**OBJECTIVE:** Render the following material again verbatim, leaving nothing out.

**MATERIAL PROVIDED:**

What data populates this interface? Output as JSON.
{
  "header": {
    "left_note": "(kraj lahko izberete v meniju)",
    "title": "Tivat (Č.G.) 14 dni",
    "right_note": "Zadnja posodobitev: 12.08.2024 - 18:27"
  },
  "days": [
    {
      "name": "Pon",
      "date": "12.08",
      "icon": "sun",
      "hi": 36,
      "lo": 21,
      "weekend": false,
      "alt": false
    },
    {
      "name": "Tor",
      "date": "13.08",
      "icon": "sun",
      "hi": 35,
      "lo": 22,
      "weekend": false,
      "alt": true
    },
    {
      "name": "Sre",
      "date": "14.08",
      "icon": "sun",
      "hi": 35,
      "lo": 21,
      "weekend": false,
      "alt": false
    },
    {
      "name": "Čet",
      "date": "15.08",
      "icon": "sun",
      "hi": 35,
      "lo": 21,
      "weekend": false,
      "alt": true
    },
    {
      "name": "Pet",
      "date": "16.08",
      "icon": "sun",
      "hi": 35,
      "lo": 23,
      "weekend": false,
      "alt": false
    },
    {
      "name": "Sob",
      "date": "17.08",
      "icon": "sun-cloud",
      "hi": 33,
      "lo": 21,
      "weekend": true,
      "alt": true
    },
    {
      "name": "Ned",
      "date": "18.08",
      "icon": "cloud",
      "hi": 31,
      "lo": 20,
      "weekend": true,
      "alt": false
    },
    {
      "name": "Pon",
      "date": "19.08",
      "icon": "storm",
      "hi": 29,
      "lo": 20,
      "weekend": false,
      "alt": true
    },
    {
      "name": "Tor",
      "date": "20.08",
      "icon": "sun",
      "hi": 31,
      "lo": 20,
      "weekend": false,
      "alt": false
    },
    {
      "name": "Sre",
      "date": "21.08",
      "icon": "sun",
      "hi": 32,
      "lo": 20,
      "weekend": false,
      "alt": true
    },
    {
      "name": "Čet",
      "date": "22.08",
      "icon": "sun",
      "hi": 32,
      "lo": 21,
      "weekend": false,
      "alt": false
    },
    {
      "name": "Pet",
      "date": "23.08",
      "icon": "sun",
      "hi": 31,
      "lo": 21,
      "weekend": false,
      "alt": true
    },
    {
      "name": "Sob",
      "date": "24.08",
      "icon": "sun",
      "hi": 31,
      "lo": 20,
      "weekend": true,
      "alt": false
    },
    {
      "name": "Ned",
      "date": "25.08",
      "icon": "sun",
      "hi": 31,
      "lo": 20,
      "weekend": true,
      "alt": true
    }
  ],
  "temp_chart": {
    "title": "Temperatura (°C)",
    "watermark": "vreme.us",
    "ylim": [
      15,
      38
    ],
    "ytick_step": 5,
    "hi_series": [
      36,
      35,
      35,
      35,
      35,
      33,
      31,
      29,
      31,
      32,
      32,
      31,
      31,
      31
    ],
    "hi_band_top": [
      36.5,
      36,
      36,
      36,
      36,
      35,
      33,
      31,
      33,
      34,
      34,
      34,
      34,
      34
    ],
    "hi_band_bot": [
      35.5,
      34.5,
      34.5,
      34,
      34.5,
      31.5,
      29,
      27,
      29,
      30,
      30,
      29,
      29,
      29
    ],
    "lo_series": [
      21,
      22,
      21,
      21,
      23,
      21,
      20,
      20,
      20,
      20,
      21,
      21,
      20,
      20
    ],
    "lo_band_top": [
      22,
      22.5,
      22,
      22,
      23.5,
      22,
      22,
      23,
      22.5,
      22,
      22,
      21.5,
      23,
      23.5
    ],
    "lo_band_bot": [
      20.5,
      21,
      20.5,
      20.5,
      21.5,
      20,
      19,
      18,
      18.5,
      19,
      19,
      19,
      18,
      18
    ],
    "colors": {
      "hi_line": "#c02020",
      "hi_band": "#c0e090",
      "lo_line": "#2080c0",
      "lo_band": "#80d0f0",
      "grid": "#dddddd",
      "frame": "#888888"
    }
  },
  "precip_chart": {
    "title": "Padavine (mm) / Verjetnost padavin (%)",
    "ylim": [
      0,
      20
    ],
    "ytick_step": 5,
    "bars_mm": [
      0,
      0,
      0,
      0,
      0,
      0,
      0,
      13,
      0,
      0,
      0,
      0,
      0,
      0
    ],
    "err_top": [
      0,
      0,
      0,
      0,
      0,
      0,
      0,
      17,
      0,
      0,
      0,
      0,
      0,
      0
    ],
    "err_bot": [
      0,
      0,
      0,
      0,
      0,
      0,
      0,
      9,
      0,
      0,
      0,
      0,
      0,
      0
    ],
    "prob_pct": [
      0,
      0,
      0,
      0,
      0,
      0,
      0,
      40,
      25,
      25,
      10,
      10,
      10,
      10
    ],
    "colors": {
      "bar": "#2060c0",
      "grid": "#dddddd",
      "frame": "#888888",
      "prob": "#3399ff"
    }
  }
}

**OUTPUT FOR THIS TASK:**
What data populates this interface? Output as JSON.
{
  "header": {
    "left_note": "(kraj lahko izberete v meniju)",
    "title": "Tivat (Č.G.) 14 dni",
    "right_note": "Zadnja posodobitev: 12.08.2024 - 18:27"
  },
  "days": [
    {
      "name": "Pon",
      "date": "12.08",
      "icon": "sun",
      "hi": 36,
      "lo": 21,
      "weekend": false,
      "alt": false
    },
    {
      "name": "Tor",
      "date": "13.08",
      "icon": "sun",
      "hi": 35,
      "lo": 22,
      "weekend": false,
      "alt": true
    },
    {
      "name": "Sre",
      "date": "14.08",
      "icon": "sun",
      "hi": 35,
      "lo": 21,
      "weekend": false,
      "alt": false
    },
    {
      "name": "Čet",
      "date": "15.08",
      "icon": "sun",
      "hi": 35,
      "lo": 21,
      "weekend": false,
      "alt": true
    },
    {
      "name": "Pet",
      "date": "16.08",
      "icon": "sun",
      "hi": 35,
      "lo": 23,
      "weekend": false,
      "alt": false
    },
    {
      "name": "Sob",
      "date": "17.08",
      "icon": "sun-cloud",
      "hi": 33,
      "lo": 21,
      "weekend": true,
      "alt": true
    },
    {
      "name": "Ned",
      "date": "18.08",
      "icon": "cloud",
      "hi": 31,
      "lo": 20,
      "weekend": true,
      "alt": false
    },
    {
      "name": "Pon",
      "date": "19.08",
      "icon": "storm",
      "hi": 29,
      "lo": 20,
      "weekend": false,
      "alt": true
    },
    {
      "name": "Tor",
      "date": "20.08",
      "icon": "sun",
      "hi": 31,
      "lo": 20,
      "weekend": false,
      "alt": false
    },
    {
      "name": "Sre",
      "date": "21.08",
      "icon": "sun",
      "hi": 32,
      "lo": 20,
      "weekend": false,
      "alt": true
    },
    {
      "name": "Čet",
      "date": "22.08",
      "icon": "sun",
      "hi": 32,
      "lo": 21,
      "weekend": false,
      "alt": false
    },
    {
      "name": "Pet",
      "date": "23.08",
      "icon": "sun",
      "hi": 31,
      "lo": 21,
      "weekend": false,
      "alt": true
    },
    {
      "name": "Sob",
      "date": "24.08",
      "icon": "sun",
      "hi": 31,
      "lo": 20,
      "weekend": true,
      "alt": false
    },
    {
      "name": "Ned",
      "date": "25.08",
      "icon": "sun",
      "hi": 31,
      "lo": 20,
      "weekend": true,
      "alt": true
    }
  ],
  "temp_chart": {
    "title": "Temperatura (°C)",
    "watermark": "vreme.us",
    "ylim": [
      15,
      38
    ],
    "ytick_step": 5,
    "hi_series": [
      36,
      35,
      35,
      35,
      35,
      33,
      31,
      29,
      31,
      32,
      32,
      31,
      31,
      31
    ],
    "hi_band_top": [
      36.5,
      36,
      36,
      36,
      36,
      35,
      33,
      31,
      33,
      34,
      34,
      34,
      34,
      34
    ],
    "hi_band_bot": [
      35.5,
      34.5,
      34.5,
      34,
      34.5,
      31.5,
      29,
      27,
      29,
      30,
      30,
      29,
      29,
      29
    ],
    "lo_series": [
      21,
      22,
      21,
      21,
      23,
      21,
      20,
      20,
      20,
      20,
      21,
      21,
      20,
      20
    ],
    "lo_band_top": [
      22,
      22.5,
      22,
      22,
      23.5,
      22,
      22,
      23,
      22.5,
      22,
      22,
      21.5,
      23,
      23.5
    ],
    "lo_band_bot": [
      20.5,
      21,
      20.5,
      20.5,
      21.5,
      20,
      19,
      18,
      18.5,
      19,
      19,
      19,
      18,
      18
    ],
    "colors": {
      "hi_line": "#c02020",
      "hi_band": "#c0e090",
      "lo_line": "#2080c0",
      "lo_band": "#80d0f0",
      "grid": "#dddddd",
      "frame": "#888888"
    }
  },
  "precip_chart": {
    "title": "Padavine (mm) / Verjetnost padavin (%)",
    "ylim": [
      0,
      20
    ],
    "ytick_step": 5,
    "bars_mm": [
      0,
      0,
      0,
      0,
      0,
      0,
      0,
      13,
      0,
      0,
      0,
      0,
      0,
      0
    ],
    "err_top": [
      0,
      0,
      0,
      0,
      0,
      0,
      0,
      17,
      0,
      0,
      0,
      0,
      0,
      0
    ],
    "err_bot": [
      0,
      0,
      0,
      0,
      0,
      0,
      0,
      9,
      0,
      0,
      0,
      0,
      0,
      0
    ],
    "prob_pct": [
      0,
      0,
      0,
      0,
      0,
      0,
      0,
      40,
      25,
      25,
      10,
      10,
      10,
      10
    ],
    "colors": {
      "bar": "#2060c0",
      "grid": "#dddddd",
      "frame": "#888888",
      "prob": "#3399ff"
    }
  }
}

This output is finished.